**TO DO**
Across the entries below, count the lines in which the word "enolate" occurs. Reply with the count alone.

**DATA ENTRIES**

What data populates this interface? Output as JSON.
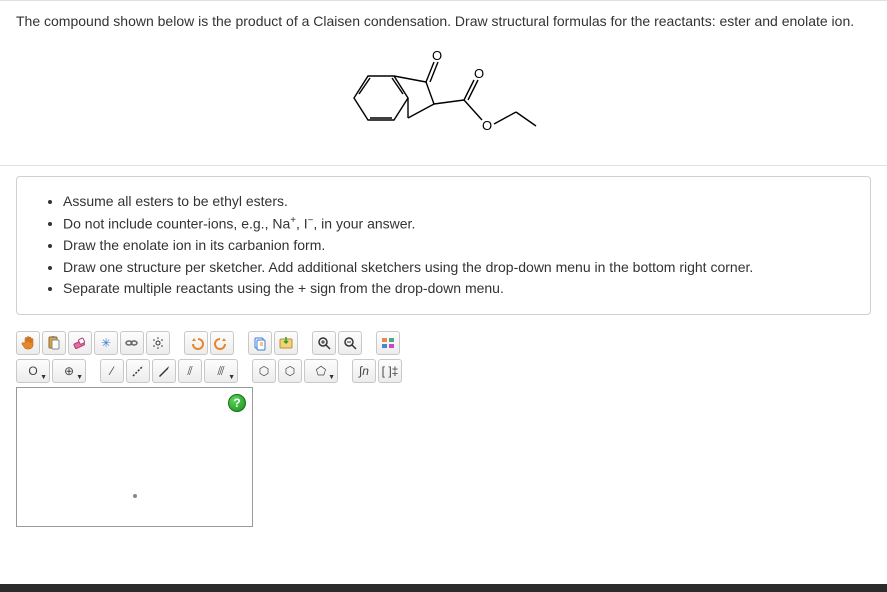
{
  "question": {
    "prompt": "The compound shown below is the product of a Claisen condensation. Draw structural formulas for the reactants: ester and enolate ion."
  },
  "instructions": {
    "items": [
      "Assume all esters to be ethyl esters.",
      "Do not include counter-ions, e.g., Na⁺, I⁻, in your answer.",
      "Draw the enolate ion in its carbanion form.",
      "Draw one structure per sketcher. Add additional sketchers using the drop-down menu in the bottom right corner.",
      "Separate multiple reactants using the + sign from the drop-down menu."
    ]
  },
  "toolbar1": {
    "tools": [
      {
        "name": "hand-tool",
        "glyph_type": "svg",
        "svg_key": "hand"
      },
      {
        "name": "paste-tool",
        "glyph_type": "svg",
        "svg_key": "paste"
      },
      {
        "name": "eraser-tool",
        "glyph_type": "svg",
        "svg_key": "eraser"
      },
      {
        "name": "center-tool",
        "glyph": "✳",
        "color": "#3a7bd5"
      },
      {
        "name": "chain-tool",
        "glyph_type": "svg",
        "svg_key": "chain"
      },
      {
        "name": "clean-tool",
        "glyph_type": "svg",
        "svg_key": "spray"
      },
      {
        "name": "undo-tool",
        "glyph_type": "svg",
        "svg_key": "undo"
      },
      {
        "name": "redo-tool",
        "glyph_type": "svg",
        "svg_key": "redo"
      },
      {
        "name": "copy-tool",
        "glyph_type": "svg",
        "svg_key": "copy"
      },
      {
        "name": "import-tool",
        "glyph_type": "svg",
        "svg_key": "import"
      },
      {
        "name": "zoom-in-tool",
        "glyph_type": "svg",
        "svg_key": "zoomin"
      },
      {
        "name": "zoom-out-tool",
        "glyph_type": "svg",
        "svg_key": "zoomout"
      },
      {
        "name": "periodic-tool",
        "glyph_type": "svg",
        "svg_key": "periodic"
      }
    ]
  },
  "toolbar2": {
    "tools": [
      {
        "name": "element-o",
        "glyph": "O",
        "wide": true,
        "dropdown": true
      },
      {
        "name": "charge-plus",
        "glyph": "⊕",
        "wide": true,
        "dropdown": true
      },
      {
        "name": "single-bond",
        "glyph": "⁄"
      },
      {
        "name": "dashed-bond",
        "glyph_type": "svg",
        "svg_key": "dashed"
      },
      {
        "name": "wedge-bond",
        "glyph_type": "svg",
        "svg_key": "wedge"
      },
      {
        "name": "double-bond",
        "glyph": "⫽"
      },
      {
        "name": "triple-bond",
        "glyph": "⫻",
        "wide": true,
        "dropdown": true
      },
      {
        "name": "benzene-ring",
        "glyph": "⬡"
      },
      {
        "name": "cyclohexane",
        "glyph": "⬡"
      },
      {
        "name": "cyclopentane",
        "glyph": "⬠",
        "wide": true,
        "dropdown": true
      },
      {
        "name": "custom-fn",
        "glyph": "∫n",
        "italic": true
      },
      {
        "name": "bracket-tool",
        "glyph": "[ ]‡"
      }
    ]
  },
  "help": {
    "label": "?"
  },
  "colors": {
    "icon_orange": "#e8862a",
    "icon_blue": "#3a7bd5",
    "icon_pink": "#e66aa3",
    "icon_green": "#2e9e2e",
    "icon_gray": "#666"
  }
}
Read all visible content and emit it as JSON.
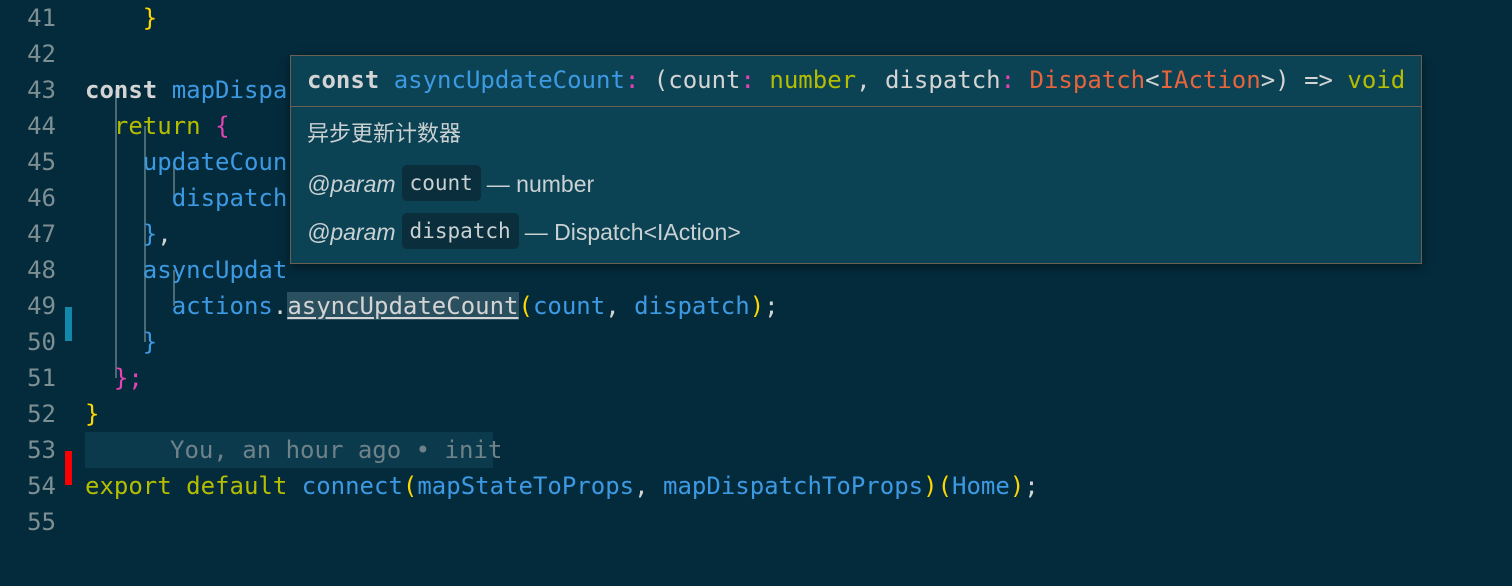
{
  "editor": {
    "background": "#042b3c",
    "font_size_px": 24,
    "lines": [
      {
        "number": "41",
        "marker": "none",
        "tokens": [
          {
            "t": "    ",
            "c": "punct"
          },
          {
            "t": "}",
            "c": "brk-y"
          }
        ]
      },
      {
        "number": "42",
        "marker": "none",
        "tokens": []
      },
      {
        "number": "43",
        "marker": "none",
        "tokens": [
          {
            "t": "const ",
            "c": "kw"
          },
          {
            "t": "mapDispa",
            "c": "fn"
          }
        ]
      },
      {
        "number": "44",
        "marker": "none",
        "tokens": [
          {
            "t": "  ",
            "c": "punct"
          },
          {
            "t": "return ",
            "c": "kwy"
          },
          {
            "t": "{",
            "c": "brk-m"
          }
        ]
      },
      {
        "number": "45",
        "marker": "none",
        "tokens": [
          {
            "t": "    ",
            "c": "punct"
          },
          {
            "t": "updateCoun",
            "c": "fn"
          }
        ]
      },
      {
        "number": "46",
        "marker": "none",
        "tokens": [
          {
            "t": "      ",
            "c": "punct"
          },
          {
            "t": "dispatch",
            "c": "fn"
          }
        ]
      },
      {
        "number": "47",
        "marker": "none",
        "tokens": [
          {
            "t": "    ",
            "c": "punct"
          },
          {
            "t": "}",
            "c": "brk-b"
          },
          {
            "t": ",",
            "c": "punct"
          }
        ]
      },
      {
        "number": "48",
        "marker": "none",
        "tokens": [
          {
            "t": "    ",
            "c": "punct"
          },
          {
            "t": "asyncUpdat",
            "c": "fn"
          }
        ]
      },
      {
        "number": "49",
        "marker": "cyan",
        "tokens": [
          {
            "t": "      ",
            "c": "punct"
          },
          {
            "t": "actions",
            "c": "fn"
          },
          {
            "t": ".",
            "c": "punct"
          },
          {
            "t": "asyncUpdateCount",
            "c": "ref"
          },
          {
            "t": "(",
            "c": "brk-y"
          },
          {
            "t": "count",
            "c": "fn"
          },
          {
            "t": ", ",
            "c": "punct"
          },
          {
            "t": "dispatch",
            "c": "fn"
          },
          {
            "t": ")",
            "c": "brk-y"
          },
          {
            "t": ";",
            "c": "punct"
          }
        ]
      },
      {
        "number": "50",
        "marker": "none",
        "tokens": [
          {
            "t": "    ",
            "c": "punct"
          },
          {
            "t": "}",
            "c": "brk-b"
          }
        ]
      },
      {
        "number": "51",
        "marker": "none",
        "tokens": [
          {
            "t": "  ",
            "c": "punct"
          },
          {
            "t": "}",
            "c": "brk-m"
          },
          {
            "t": ";",
            "c": "brk-m"
          }
        ]
      },
      {
        "number": "52",
        "marker": "none",
        "tokens": [
          {
            "t": "}",
            "c": "brk-y"
          }
        ]
      },
      {
        "number": "53",
        "marker": "red",
        "blame": "You, an hour ago • init",
        "tokens": []
      },
      {
        "number": "54",
        "marker": "none",
        "tokens": [
          {
            "t": "export ",
            "c": "kwy"
          },
          {
            "t": "default ",
            "c": "kwy"
          },
          {
            "t": "connect",
            "c": "fn"
          },
          {
            "t": "(",
            "c": "brk-y"
          },
          {
            "t": "mapStateToProps",
            "c": "fn"
          },
          {
            "t": ", ",
            "c": "punct"
          },
          {
            "t": "mapDispatchToProps",
            "c": "fn"
          },
          {
            "t": ")",
            "c": "brk-y"
          },
          {
            "t": "(",
            "c": "brk-y"
          },
          {
            "t": "Home",
            "c": "fn"
          },
          {
            "t": ")",
            "c": "brk-y"
          },
          {
            "t": ";",
            "c": "punct"
          }
        ]
      },
      {
        "number": "55",
        "marker": "none",
        "tokens": []
      }
    ]
  },
  "tooltip": {
    "signature": [
      {
        "t": "const ",
        "c": "kw"
      },
      {
        "t": "asyncUpdateCount",
        "c": "fn"
      },
      {
        "t": ":",
        "c": "brk-m"
      },
      {
        "t": " (",
        "c": "punct"
      },
      {
        "t": "count",
        "c": "punct"
      },
      {
        "t": ":",
        "c": "brk-m"
      },
      {
        "t": " ",
        "c": "punct"
      },
      {
        "t": "number",
        "c": "num"
      },
      {
        "t": ", ",
        "c": "punct"
      },
      {
        "t": "dispatch",
        "c": "punct"
      },
      {
        "t": ":",
        "c": "brk-m"
      },
      {
        "t": " ",
        "c": "punct"
      },
      {
        "t": "Dispatch",
        "c": "type"
      },
      {
        "t": "<",
        "c": "punct"
      },
      {
        "t": "IAction",
        "c": "type"
      },
      {
        "t": ">",
        "c": "punct"
      },
      {
        "t": ")",
        "c": "punct"
      },
      {
        "t": " => ",
        "c": "punct"
      },
      {
        "t": "void",
        "c": "num"
      }
    ],
    "signature_text": "const asyncUpdateCount: (count: number, dispatch: Dispatch<IAction>) => void",
    "description": "异步更新计数器",
    "params": [
      {
        "tag": "@param",
        "name": "count",
        "dash": "—",
        "type": "number"
      },
      {
        "tag": "@param",
        "name": "dispatch",
        "dash": "—",
        "type": "Dispatch<IAction>"
      }
    ],
    "border_color": "#6b5f52",
    "background": "#0b4254"
  },
  "colors": {
    "editor_bg": "#042b3c",
    "cursor_red": "#fb0000",
    "reference_cyan": "#1289ac",
    "line_number": "#7d8f93",
    "blame_text": "#6f8289"
  }
}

**SOLUTION**
2